Figure content listings
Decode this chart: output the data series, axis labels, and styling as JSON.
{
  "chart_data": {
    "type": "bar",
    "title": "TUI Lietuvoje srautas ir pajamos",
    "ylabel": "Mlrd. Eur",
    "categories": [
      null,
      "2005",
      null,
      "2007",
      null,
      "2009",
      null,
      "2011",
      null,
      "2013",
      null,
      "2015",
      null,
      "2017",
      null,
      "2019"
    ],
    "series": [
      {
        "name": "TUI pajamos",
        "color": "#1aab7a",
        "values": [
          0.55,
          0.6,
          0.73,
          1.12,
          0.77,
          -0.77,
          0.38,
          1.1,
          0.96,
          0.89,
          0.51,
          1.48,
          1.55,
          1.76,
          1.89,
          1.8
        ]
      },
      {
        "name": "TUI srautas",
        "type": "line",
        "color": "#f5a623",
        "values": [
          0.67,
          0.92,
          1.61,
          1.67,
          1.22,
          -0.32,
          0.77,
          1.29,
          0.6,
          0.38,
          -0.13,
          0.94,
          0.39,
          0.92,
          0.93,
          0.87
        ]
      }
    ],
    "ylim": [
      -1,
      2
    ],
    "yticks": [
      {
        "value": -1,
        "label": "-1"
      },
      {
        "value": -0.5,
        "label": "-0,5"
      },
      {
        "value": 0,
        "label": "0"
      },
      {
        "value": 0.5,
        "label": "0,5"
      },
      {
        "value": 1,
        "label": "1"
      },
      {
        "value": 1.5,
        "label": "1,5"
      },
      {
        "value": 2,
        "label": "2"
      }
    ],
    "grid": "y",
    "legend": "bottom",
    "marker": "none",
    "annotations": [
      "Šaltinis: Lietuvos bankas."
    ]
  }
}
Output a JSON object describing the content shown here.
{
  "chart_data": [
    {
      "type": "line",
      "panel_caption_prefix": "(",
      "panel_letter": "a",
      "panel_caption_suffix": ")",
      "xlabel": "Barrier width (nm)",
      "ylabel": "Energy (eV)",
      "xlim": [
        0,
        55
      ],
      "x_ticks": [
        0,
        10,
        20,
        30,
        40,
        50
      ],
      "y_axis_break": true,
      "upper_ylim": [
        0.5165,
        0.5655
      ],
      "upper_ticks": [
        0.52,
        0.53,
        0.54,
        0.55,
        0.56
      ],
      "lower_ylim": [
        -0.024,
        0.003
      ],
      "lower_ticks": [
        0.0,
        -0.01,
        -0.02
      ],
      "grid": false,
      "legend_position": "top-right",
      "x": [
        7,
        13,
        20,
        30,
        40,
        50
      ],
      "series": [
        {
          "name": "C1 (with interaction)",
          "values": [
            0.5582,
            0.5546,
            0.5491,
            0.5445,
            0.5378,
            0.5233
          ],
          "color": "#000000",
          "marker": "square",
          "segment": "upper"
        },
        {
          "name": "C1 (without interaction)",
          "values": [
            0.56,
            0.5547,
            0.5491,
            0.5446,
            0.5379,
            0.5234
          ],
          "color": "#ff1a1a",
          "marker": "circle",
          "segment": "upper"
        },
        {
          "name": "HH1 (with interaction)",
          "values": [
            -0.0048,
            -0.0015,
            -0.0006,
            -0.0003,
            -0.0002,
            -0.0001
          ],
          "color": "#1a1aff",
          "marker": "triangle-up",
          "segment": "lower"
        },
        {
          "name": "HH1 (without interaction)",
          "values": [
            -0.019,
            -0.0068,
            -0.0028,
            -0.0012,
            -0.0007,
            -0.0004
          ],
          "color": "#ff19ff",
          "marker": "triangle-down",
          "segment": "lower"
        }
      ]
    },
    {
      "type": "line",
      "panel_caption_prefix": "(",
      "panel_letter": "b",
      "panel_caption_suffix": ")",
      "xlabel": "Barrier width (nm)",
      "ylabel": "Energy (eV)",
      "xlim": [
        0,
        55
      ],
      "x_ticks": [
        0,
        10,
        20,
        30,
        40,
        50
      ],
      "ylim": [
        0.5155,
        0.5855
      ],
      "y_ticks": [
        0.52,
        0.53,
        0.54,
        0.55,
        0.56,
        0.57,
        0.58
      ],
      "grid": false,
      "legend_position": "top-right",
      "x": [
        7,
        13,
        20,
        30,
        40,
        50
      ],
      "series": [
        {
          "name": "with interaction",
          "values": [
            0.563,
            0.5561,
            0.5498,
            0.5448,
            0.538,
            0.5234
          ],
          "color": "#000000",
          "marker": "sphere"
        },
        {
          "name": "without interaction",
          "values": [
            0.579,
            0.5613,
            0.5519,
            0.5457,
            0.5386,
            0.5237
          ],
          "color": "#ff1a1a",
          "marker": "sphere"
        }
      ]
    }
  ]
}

Given problem: From the listing above, collect each line in which the string "series" appears.

Full solution:
Decode this chart: output the data series, axis labels, and styling as JSON.
    "series": [
      "series": [
      "series": [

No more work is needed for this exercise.